RECORDS PROVIDED —
>>>

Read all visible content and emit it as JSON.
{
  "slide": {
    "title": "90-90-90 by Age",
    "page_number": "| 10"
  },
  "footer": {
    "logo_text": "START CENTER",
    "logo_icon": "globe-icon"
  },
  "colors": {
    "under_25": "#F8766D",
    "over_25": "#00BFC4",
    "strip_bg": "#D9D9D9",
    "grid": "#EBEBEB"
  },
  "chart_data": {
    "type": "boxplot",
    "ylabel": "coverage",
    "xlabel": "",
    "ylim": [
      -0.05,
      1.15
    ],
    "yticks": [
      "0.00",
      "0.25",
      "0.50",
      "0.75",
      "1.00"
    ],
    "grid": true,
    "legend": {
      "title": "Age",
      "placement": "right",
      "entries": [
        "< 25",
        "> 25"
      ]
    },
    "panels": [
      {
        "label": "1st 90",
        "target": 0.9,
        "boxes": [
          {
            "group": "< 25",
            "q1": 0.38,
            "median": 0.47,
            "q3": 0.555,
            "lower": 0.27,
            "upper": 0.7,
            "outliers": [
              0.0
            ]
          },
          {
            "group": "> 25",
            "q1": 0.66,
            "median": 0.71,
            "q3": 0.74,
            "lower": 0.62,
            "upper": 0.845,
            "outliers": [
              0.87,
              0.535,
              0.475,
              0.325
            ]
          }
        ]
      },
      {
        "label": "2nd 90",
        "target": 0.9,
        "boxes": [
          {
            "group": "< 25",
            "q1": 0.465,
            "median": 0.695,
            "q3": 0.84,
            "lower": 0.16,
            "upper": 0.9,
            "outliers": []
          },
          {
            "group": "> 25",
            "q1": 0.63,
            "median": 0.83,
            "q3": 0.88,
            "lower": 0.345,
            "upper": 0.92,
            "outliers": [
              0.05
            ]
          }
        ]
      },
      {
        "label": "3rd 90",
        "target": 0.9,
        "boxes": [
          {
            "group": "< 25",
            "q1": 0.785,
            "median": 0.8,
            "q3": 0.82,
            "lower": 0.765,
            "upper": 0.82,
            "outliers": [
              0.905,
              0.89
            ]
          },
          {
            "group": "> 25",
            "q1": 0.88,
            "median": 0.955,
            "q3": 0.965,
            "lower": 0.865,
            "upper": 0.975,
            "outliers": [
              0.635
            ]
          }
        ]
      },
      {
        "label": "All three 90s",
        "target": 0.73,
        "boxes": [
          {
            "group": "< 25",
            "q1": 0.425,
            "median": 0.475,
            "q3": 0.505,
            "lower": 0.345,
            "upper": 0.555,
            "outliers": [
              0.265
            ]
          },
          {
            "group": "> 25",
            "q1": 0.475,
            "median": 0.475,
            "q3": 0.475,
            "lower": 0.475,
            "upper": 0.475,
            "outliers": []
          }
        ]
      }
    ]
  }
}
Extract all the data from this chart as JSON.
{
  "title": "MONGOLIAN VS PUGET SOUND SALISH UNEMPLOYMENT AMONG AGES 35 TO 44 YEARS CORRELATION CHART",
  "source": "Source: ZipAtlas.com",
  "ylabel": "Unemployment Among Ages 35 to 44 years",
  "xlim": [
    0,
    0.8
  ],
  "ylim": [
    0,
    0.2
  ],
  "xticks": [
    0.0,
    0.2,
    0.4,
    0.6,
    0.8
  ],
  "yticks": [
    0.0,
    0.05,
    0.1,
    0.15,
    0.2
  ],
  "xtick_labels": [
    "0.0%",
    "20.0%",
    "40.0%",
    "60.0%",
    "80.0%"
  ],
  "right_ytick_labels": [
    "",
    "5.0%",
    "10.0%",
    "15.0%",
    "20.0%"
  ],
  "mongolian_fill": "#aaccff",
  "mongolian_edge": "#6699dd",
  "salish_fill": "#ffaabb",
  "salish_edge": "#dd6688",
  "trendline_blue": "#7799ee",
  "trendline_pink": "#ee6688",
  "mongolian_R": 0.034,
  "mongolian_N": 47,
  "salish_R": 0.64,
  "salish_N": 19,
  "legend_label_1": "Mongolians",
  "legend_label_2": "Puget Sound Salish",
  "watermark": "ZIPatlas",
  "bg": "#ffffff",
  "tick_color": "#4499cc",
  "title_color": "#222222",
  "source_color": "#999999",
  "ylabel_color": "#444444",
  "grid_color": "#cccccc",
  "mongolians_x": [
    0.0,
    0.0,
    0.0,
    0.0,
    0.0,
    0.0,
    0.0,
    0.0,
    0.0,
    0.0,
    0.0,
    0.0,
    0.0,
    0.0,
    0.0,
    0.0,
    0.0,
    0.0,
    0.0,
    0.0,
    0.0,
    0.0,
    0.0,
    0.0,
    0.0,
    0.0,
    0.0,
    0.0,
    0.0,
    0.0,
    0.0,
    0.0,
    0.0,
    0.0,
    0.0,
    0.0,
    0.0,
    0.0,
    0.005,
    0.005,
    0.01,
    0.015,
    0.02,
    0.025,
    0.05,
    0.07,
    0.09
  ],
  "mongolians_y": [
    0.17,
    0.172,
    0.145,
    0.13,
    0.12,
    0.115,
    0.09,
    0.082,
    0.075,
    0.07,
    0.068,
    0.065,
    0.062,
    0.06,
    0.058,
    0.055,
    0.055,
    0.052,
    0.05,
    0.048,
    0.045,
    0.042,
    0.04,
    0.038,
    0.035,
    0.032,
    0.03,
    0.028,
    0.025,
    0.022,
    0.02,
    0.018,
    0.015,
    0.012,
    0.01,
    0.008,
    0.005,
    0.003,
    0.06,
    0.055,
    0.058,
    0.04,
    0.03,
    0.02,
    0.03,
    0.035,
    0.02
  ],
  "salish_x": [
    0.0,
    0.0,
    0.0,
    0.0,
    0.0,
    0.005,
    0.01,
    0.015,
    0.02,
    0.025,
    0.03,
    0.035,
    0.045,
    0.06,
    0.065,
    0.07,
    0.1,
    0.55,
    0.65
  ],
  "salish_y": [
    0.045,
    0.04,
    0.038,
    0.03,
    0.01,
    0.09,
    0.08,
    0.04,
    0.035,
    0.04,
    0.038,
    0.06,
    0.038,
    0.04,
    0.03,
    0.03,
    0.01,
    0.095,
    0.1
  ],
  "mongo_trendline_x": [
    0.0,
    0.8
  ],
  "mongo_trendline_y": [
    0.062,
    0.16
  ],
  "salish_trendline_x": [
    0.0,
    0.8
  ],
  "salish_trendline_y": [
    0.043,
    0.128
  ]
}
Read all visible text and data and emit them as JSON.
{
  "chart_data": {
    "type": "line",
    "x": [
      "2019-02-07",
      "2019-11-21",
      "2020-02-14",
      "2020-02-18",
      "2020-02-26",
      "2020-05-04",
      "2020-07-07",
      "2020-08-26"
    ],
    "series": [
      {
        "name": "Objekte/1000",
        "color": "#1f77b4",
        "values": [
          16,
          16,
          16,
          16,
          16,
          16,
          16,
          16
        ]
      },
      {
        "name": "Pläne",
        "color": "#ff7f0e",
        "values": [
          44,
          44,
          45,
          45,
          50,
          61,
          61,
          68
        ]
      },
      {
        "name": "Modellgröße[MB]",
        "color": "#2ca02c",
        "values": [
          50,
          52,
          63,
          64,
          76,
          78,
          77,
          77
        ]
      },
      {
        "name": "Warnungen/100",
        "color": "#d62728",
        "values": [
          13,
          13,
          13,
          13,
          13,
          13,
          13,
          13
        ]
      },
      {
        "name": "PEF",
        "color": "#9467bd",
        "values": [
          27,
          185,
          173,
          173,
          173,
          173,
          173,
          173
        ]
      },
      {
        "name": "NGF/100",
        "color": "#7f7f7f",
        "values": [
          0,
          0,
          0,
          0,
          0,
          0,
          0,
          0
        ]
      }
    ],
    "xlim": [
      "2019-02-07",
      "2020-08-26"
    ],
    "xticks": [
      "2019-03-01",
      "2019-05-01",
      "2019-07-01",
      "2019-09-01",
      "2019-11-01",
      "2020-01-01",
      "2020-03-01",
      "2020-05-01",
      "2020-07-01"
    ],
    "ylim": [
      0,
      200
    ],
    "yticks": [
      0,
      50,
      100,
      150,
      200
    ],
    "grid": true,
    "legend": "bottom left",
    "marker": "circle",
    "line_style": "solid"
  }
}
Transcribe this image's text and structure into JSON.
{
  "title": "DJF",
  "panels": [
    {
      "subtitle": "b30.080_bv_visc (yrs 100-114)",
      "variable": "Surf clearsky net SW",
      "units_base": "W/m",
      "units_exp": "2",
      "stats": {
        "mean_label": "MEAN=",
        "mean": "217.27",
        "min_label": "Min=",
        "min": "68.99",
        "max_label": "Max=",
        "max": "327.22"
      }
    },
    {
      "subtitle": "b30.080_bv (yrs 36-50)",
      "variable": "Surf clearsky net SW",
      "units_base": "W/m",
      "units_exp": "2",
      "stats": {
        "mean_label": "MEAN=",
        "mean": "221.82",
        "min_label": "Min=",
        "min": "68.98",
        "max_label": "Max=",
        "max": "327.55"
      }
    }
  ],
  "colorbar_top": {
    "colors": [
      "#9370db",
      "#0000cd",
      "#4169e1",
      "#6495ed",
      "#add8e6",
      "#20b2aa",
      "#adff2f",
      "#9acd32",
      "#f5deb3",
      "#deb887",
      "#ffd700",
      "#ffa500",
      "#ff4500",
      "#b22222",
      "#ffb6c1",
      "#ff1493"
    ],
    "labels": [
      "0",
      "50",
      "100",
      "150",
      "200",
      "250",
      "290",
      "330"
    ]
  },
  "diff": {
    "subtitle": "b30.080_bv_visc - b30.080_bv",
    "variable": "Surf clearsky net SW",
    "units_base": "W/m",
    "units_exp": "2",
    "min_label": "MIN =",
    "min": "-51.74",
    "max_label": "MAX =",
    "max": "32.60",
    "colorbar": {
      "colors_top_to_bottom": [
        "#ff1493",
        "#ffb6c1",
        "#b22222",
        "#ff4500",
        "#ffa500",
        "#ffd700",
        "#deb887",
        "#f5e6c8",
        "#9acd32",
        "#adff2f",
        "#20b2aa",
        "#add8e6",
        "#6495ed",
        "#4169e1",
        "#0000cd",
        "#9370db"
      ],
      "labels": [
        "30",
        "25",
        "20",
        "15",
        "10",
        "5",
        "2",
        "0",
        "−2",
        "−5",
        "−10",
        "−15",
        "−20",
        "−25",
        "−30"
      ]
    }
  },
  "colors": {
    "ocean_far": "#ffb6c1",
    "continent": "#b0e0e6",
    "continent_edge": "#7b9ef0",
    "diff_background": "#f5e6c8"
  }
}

<<<

TASK REQUIREMENTS —
Each line containing "median" counts once; state the total number of such lines and nothing else.

THE RESULT —
8